Exercise details:
Restate the listing that follows word for word, without its pictures.

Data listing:
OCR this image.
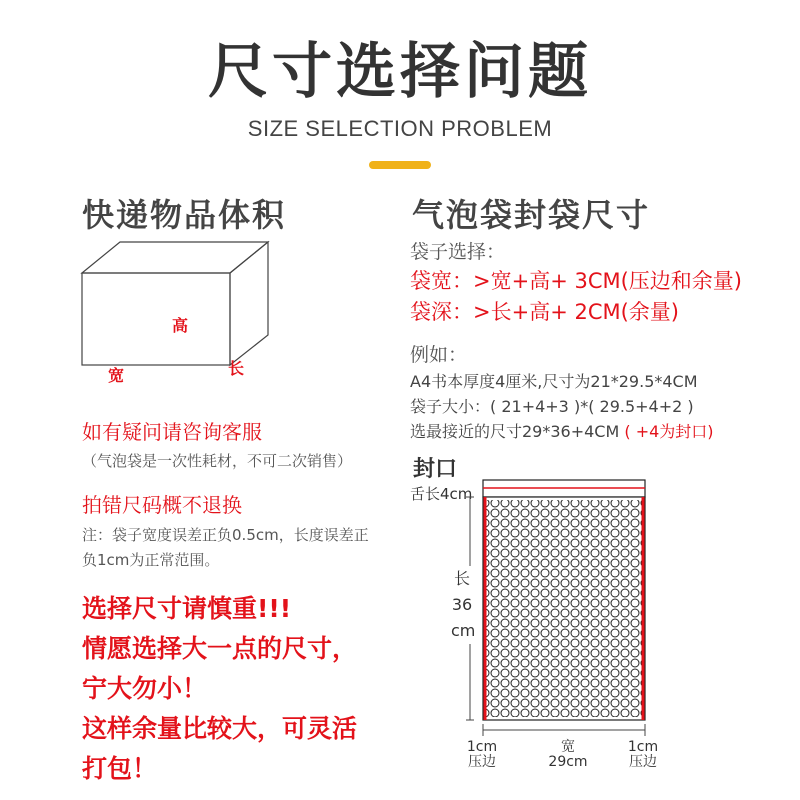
尺寸选择问题
SIZE SELECTION PROBLEM
快递物品体积
高
宽	长
如有疑问请咨询客服
（气泡袋是一次性耗材，不可二次销售）
拍错尺码概不退换
注：袋子宽度误差正负0.5cm，长度误差正负1cm为正常范围。
选择尺寸请慎重!!!
情愿选择大一点的尺寸，
宁大勿小！
这样余量比较大，可灵活
打包！
气泡袋封袋尺寸
袋子选择：
袋宽：>宽+高+ 3CM(压边和余量)
袋深：>长+高+ 2CM(余量)
例如：
A4书本厚度4厘米,尺寸为21*29.5*4CM
袋子大小：( 21+4+3 )*( 29.5+4+2 )
选最接近的尺寸29*36+4CM ( +4为封口)
封口
舌长4cm
长
36
cm
1cm
压边
宽
29cm
1cm
压边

Response to the task:
OCR this image.
尺寸选择问题
SIZE SELECTION PROBLEM
快递物品体积
高
宽	长
如有疑问请咨询客服
（气泡袋是一次性耗材，不可二次销售）
拍错尺码概不退换
注：袋子宽度误差正负0.5cm，长度误差正负1cm为正常范围。
选择尺寸请慎重!!!
情愿选择大一点的尺寸，
宁大勿小！
这样余量比较大，可灵活
打包！
气泡袋封袋尺寸
袋子选择：
袋宽：>宽+高+ 3CM(压边和余量)
袋深：>长+高+ 2CM(余量)
例如：
A4书本厚度4厘米,尺寸为21*29.5*4CM
袋子大小：( 21+4+3 )*( 29.5+4+2 )
选最接近的尺寸29*36+4CM ( +4为封口)
封口
舌长4cm
长
36
cm
1cm
压边
宽
29cm
1cm
压边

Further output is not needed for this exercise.